* start Given information *

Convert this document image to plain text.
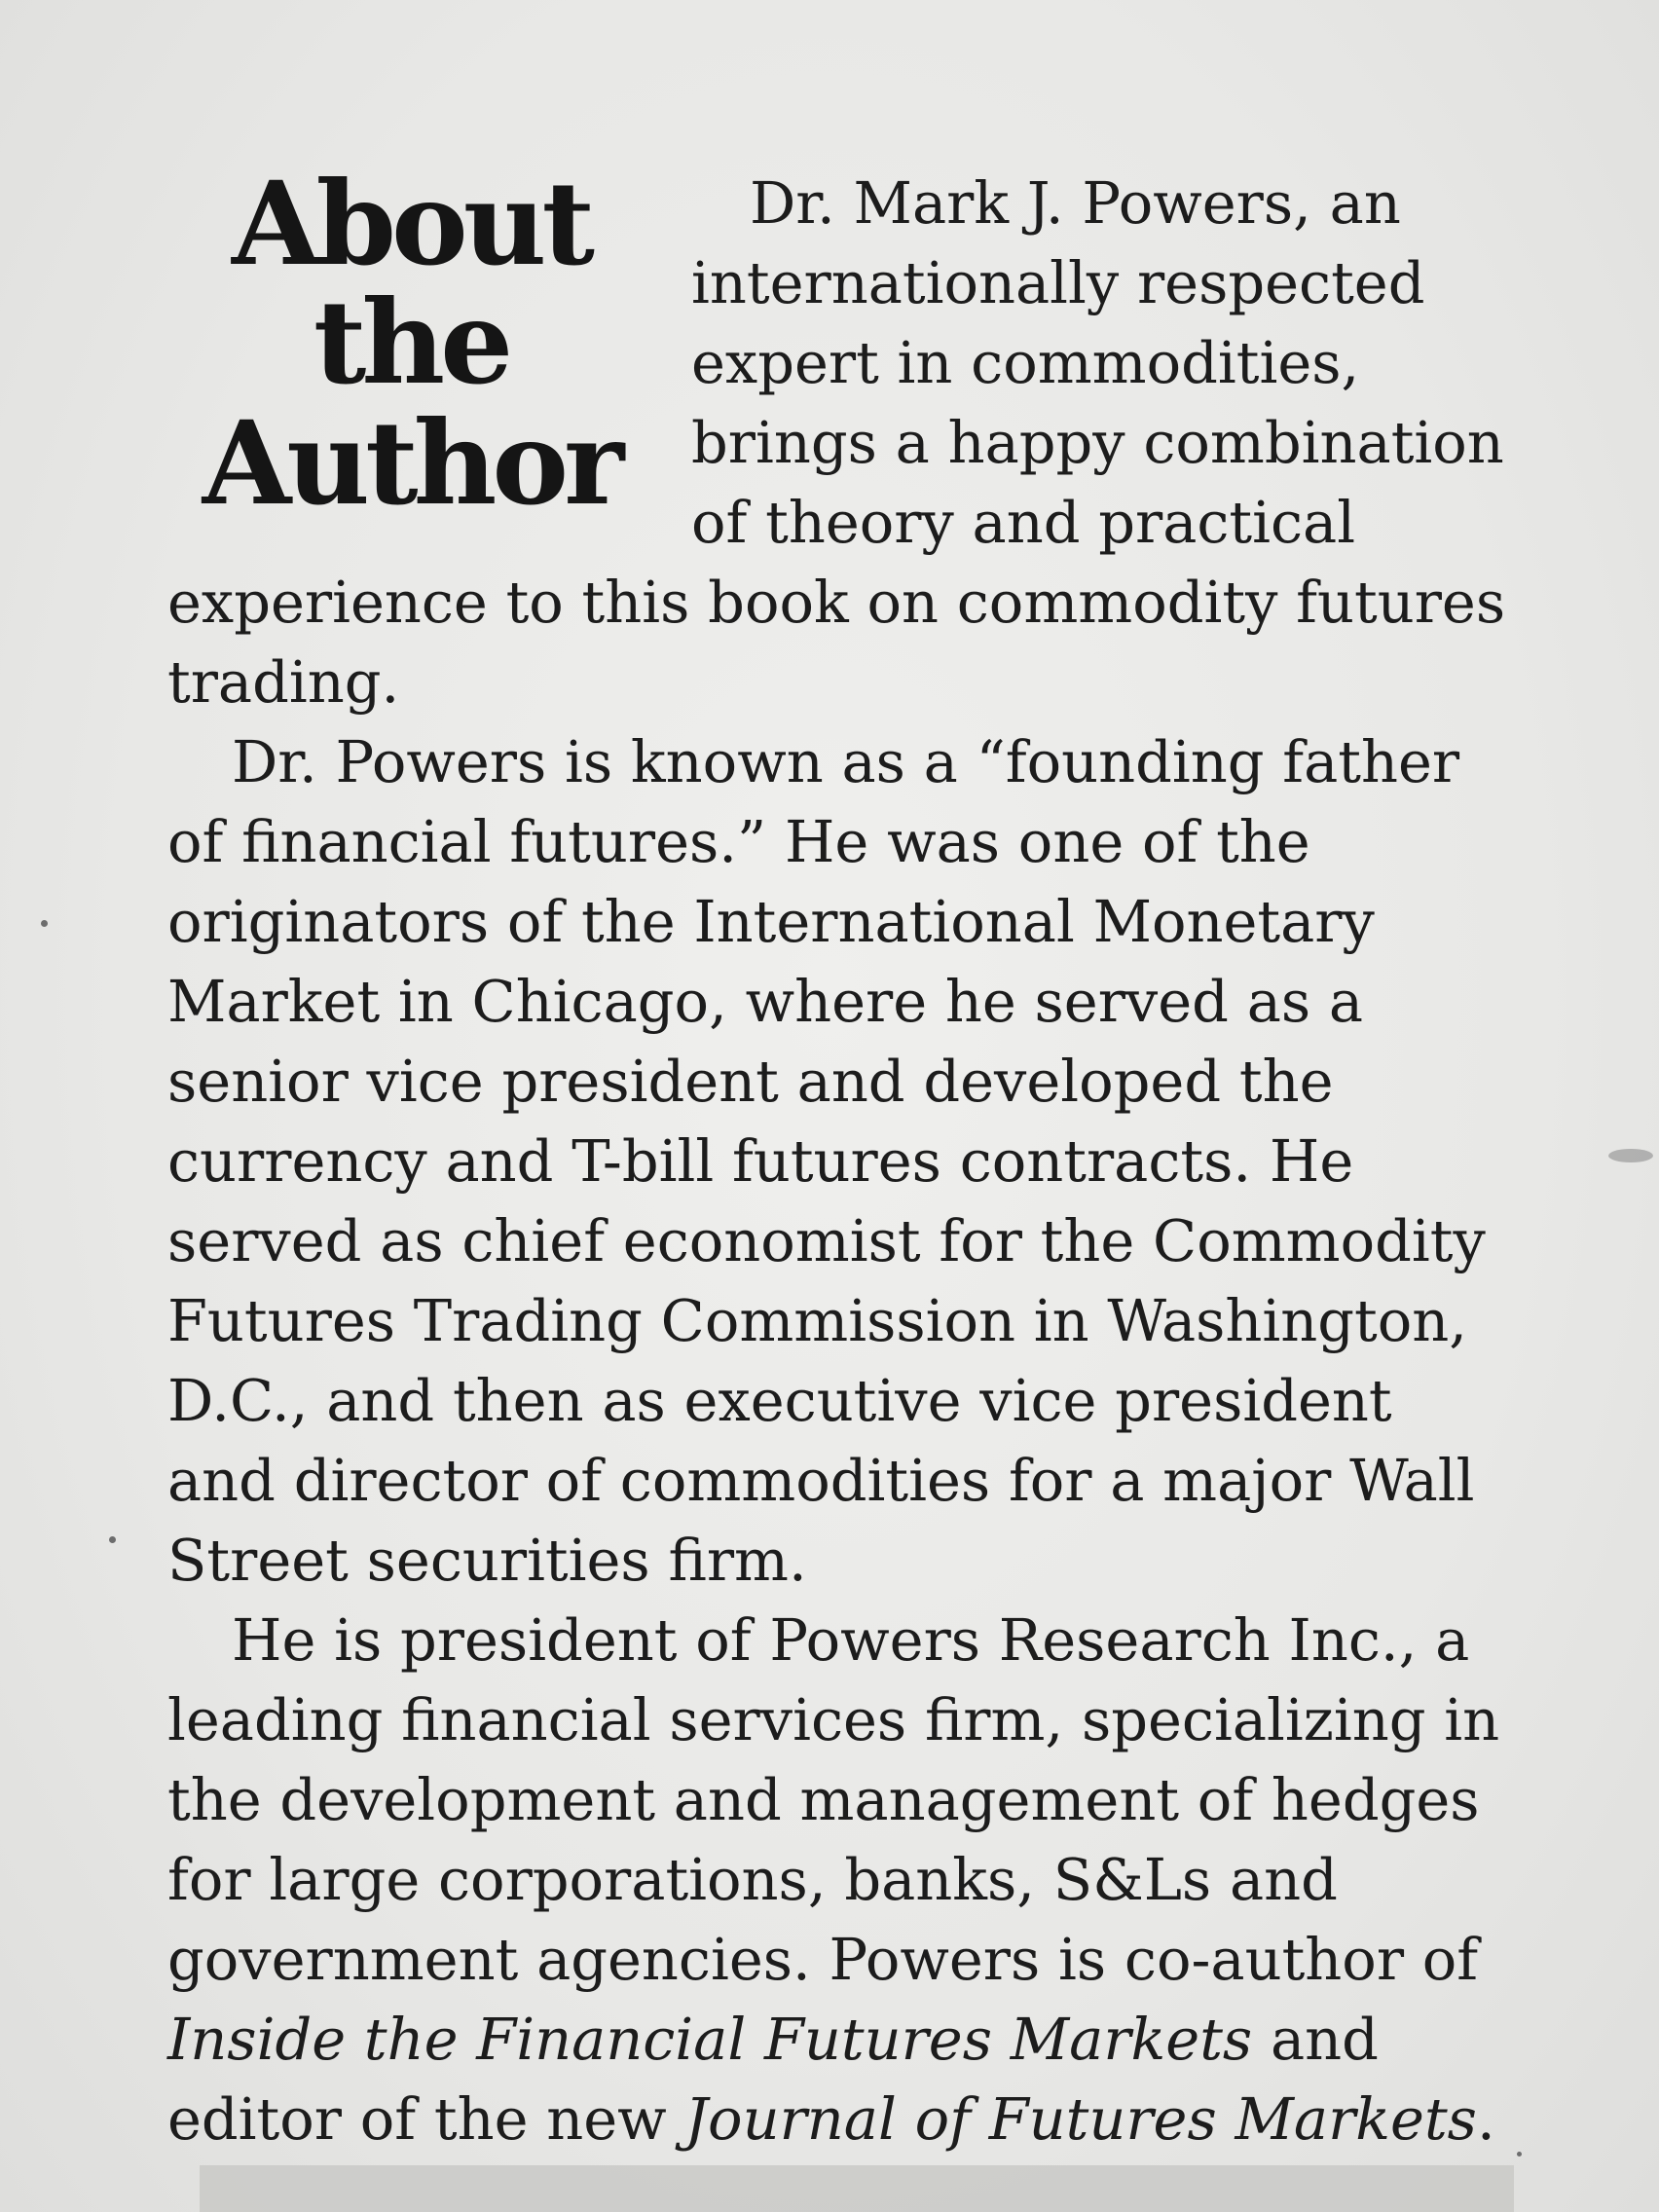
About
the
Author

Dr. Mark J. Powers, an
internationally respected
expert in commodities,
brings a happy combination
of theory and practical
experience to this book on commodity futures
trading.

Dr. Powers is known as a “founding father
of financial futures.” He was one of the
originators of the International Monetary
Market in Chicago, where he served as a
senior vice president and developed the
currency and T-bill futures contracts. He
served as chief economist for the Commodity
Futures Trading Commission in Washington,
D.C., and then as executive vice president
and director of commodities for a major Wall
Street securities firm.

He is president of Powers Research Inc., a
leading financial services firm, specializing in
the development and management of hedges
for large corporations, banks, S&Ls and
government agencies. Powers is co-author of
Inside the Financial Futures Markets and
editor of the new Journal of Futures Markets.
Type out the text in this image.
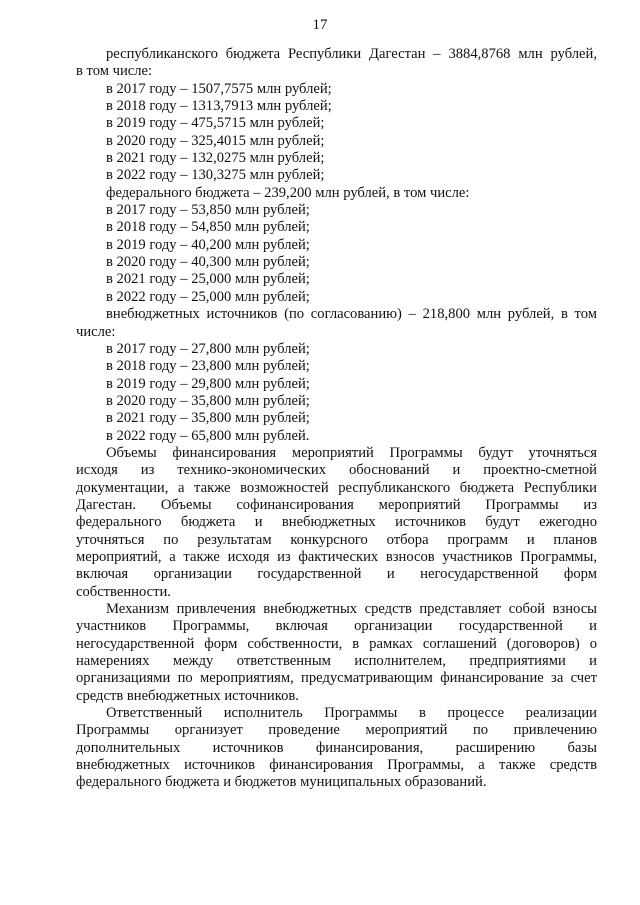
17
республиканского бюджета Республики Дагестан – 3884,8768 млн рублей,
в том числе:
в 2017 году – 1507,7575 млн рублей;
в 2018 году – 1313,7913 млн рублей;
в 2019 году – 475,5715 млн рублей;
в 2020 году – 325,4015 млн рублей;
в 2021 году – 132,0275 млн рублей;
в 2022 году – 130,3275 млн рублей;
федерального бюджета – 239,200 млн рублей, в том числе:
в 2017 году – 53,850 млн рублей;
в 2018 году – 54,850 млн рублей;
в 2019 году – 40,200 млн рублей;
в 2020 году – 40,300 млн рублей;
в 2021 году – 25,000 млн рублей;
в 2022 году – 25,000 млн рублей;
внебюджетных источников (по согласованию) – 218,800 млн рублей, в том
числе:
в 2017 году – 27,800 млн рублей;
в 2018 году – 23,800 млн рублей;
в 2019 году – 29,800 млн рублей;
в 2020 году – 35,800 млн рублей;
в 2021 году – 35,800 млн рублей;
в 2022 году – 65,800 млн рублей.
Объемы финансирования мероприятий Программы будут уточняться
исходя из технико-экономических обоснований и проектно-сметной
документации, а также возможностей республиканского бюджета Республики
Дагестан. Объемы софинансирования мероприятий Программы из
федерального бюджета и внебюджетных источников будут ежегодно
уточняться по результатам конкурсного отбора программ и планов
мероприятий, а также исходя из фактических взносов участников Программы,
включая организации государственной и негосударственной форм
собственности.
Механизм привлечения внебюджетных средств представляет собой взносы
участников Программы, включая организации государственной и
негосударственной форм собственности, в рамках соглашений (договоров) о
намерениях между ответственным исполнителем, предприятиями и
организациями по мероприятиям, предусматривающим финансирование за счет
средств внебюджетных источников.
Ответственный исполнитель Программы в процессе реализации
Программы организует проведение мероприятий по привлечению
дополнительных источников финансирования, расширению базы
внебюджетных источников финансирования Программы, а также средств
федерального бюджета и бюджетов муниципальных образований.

* end Given information *

◆ Stated task: Of the lines above, how many hold the string "Powers"? Answer with only the number.

◆ Solved problem: 4